Count the lines below that contain the word "Cortical", and report only that number.

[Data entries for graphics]

= = = =

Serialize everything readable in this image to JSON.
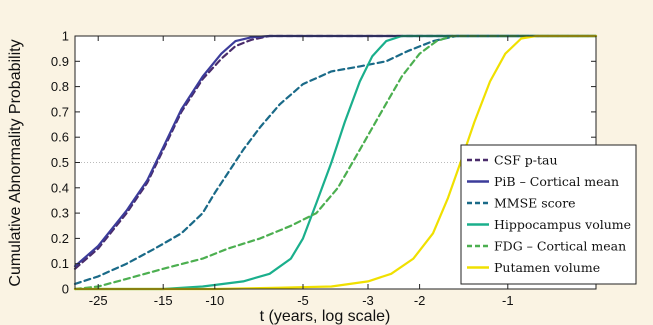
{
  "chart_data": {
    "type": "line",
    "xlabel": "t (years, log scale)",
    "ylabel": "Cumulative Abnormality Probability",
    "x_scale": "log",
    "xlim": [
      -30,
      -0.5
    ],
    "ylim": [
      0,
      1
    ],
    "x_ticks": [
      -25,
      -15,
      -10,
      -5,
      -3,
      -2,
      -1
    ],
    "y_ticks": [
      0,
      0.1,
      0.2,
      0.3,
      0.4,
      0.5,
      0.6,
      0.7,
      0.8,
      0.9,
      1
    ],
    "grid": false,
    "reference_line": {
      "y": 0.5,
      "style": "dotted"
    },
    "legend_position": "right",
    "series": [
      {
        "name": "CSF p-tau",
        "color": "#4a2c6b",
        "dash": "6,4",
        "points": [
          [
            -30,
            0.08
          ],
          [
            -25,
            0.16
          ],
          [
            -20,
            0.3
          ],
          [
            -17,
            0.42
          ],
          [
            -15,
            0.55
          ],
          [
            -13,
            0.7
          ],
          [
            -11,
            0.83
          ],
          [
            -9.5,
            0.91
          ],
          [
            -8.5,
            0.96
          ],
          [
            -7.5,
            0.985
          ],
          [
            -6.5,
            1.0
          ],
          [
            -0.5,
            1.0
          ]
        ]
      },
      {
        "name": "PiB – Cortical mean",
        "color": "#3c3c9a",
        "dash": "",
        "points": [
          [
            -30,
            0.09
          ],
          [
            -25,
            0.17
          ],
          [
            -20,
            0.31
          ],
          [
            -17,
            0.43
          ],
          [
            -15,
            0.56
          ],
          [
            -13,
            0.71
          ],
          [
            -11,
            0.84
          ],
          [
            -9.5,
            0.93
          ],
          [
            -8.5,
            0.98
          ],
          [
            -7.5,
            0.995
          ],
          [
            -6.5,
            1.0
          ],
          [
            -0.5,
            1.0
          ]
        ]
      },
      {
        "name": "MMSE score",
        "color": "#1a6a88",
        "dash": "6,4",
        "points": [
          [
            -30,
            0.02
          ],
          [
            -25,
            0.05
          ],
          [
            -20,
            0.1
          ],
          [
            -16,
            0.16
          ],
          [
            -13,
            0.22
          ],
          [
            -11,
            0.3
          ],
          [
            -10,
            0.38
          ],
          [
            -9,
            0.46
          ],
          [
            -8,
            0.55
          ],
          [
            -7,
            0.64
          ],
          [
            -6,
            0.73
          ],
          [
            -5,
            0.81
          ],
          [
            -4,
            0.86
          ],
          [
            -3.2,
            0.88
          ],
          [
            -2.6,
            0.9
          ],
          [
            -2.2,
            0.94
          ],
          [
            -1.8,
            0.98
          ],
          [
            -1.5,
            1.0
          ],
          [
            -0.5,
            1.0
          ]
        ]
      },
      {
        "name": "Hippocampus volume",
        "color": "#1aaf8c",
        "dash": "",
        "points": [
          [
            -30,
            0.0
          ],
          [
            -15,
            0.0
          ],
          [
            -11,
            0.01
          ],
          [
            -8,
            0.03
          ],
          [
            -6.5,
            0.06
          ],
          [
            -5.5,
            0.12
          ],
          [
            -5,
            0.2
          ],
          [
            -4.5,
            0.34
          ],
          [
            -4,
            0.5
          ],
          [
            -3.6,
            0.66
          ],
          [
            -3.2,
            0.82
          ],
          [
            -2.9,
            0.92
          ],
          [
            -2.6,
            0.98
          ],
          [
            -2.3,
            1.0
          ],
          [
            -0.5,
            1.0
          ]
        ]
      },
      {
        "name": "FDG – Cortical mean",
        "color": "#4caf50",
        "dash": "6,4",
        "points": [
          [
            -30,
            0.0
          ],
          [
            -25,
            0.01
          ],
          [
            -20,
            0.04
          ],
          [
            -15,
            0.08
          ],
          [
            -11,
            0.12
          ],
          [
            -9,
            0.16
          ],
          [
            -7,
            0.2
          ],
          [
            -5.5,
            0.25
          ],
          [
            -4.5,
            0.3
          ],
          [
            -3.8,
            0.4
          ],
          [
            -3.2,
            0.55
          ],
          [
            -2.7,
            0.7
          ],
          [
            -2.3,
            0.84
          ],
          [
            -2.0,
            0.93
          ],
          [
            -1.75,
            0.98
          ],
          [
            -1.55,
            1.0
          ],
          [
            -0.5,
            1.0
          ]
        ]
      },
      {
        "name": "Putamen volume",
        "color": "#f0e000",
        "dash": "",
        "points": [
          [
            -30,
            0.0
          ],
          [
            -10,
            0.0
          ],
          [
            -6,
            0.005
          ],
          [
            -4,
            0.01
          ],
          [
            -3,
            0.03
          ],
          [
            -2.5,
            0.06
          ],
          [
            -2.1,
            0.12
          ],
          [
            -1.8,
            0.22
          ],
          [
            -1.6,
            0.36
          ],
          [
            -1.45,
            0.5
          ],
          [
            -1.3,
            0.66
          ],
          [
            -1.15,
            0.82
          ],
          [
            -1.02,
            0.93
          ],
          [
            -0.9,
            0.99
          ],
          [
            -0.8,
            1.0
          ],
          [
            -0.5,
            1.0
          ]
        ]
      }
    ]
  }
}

= = = =

> [RESULT FOR THIS EXERCISE]: 2